▶ [TASK DETAILS]: The exercise asks you to copy every line below in which "Тропическая" appears.

※

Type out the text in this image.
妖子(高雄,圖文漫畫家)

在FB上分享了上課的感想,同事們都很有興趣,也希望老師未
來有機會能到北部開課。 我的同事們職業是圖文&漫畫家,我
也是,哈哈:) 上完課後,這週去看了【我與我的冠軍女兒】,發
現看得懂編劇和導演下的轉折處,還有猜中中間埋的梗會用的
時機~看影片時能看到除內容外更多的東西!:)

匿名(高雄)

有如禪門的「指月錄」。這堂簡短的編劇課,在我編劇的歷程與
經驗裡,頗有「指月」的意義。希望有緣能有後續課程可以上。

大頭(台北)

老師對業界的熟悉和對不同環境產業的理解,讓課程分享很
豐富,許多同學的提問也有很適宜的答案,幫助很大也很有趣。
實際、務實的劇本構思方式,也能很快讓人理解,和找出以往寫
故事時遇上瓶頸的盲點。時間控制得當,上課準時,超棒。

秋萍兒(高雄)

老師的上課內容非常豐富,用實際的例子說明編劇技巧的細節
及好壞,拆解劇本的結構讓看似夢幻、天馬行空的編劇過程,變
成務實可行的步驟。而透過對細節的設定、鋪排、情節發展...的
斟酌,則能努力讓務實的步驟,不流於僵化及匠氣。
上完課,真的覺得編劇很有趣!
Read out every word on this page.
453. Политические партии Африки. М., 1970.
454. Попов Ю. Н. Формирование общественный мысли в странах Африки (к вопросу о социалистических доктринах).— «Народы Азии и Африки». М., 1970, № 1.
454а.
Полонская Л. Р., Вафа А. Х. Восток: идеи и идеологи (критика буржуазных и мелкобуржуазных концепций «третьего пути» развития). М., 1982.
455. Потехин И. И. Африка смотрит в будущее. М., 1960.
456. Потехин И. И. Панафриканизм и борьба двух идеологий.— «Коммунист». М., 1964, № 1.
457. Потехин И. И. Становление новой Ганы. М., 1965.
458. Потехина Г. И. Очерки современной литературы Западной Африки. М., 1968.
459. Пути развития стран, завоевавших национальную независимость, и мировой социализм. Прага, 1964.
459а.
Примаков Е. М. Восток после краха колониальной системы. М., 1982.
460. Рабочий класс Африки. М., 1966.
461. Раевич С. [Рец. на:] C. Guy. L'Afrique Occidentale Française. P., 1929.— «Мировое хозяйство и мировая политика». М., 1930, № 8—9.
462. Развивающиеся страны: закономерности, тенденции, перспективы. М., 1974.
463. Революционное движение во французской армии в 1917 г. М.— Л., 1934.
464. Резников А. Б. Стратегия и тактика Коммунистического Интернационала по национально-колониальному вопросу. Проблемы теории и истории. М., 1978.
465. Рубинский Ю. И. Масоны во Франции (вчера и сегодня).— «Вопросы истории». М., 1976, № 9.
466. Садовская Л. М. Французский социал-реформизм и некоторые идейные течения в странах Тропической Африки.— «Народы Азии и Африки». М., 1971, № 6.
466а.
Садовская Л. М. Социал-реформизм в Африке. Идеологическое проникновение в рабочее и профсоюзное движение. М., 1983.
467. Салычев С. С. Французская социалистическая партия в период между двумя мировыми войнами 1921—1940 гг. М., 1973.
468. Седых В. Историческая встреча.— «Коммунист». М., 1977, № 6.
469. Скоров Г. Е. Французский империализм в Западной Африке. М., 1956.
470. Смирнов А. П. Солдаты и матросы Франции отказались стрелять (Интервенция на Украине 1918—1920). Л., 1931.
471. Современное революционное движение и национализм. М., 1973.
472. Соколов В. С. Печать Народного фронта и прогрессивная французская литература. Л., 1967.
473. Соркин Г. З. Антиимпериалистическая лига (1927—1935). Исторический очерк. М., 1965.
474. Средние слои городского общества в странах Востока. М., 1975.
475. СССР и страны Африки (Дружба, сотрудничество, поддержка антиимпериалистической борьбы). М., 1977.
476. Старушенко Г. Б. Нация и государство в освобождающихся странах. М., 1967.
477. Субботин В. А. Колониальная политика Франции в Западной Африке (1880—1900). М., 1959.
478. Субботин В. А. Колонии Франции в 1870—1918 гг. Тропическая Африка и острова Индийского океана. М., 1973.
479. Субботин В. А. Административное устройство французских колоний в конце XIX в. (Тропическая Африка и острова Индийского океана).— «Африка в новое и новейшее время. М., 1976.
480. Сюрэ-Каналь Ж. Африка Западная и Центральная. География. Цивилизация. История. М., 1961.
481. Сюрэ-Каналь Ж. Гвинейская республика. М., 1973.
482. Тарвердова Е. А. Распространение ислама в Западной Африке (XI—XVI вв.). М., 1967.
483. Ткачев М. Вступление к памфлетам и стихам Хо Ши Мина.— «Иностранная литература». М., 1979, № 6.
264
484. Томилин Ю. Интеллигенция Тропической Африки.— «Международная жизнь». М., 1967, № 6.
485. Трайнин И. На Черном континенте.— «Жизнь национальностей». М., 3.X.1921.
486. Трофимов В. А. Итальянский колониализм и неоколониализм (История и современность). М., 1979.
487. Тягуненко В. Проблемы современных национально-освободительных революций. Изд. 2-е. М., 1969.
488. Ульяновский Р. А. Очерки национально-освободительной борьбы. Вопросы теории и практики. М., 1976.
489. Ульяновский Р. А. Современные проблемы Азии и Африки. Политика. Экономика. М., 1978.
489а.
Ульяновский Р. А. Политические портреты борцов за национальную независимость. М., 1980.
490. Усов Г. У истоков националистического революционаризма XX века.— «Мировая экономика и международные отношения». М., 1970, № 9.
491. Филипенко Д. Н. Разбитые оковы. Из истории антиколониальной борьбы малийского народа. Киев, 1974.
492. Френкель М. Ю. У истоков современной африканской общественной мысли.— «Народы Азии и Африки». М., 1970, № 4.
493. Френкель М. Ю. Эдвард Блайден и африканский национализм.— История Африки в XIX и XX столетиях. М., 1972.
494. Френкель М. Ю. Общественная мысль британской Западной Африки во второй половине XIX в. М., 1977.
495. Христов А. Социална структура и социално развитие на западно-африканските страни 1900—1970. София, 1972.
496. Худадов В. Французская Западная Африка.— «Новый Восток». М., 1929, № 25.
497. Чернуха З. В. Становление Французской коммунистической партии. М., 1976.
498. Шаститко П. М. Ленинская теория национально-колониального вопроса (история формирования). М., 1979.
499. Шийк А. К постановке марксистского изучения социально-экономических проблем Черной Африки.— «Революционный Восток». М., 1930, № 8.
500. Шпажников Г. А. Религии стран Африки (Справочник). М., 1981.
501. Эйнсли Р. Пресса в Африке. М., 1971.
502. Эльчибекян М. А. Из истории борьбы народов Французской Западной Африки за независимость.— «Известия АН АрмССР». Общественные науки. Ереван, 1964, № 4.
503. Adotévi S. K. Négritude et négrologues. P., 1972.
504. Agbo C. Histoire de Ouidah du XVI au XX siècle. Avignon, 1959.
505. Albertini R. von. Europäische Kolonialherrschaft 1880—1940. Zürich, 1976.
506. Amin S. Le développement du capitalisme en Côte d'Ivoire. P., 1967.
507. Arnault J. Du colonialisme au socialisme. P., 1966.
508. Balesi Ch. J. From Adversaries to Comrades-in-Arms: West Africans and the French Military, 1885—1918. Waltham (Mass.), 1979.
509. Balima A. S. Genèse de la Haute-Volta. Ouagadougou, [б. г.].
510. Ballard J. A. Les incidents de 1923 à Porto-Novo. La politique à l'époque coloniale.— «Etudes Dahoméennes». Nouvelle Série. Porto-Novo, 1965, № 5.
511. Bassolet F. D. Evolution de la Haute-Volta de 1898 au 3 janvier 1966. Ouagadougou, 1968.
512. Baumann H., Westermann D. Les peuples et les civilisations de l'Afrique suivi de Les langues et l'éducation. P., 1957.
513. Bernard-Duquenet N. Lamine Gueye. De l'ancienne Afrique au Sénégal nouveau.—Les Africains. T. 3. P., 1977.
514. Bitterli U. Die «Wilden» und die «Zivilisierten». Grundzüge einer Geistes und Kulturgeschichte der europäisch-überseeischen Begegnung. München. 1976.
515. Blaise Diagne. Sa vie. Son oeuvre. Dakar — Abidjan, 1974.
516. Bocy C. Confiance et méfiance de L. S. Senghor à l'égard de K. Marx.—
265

※

▶ [FULL RESPONSE]:
478. Субботин В. А. Колонии Франции в 1870—1918 гг. Тропическая Африка и острова Индийского океана. М., 1973.
479. Субботин В. А. Административное устройство французских колоний в конце XIX в. (Тропическая Африка и острова Индийского океана).— «Африка в новое и новейшее время. М., 1976.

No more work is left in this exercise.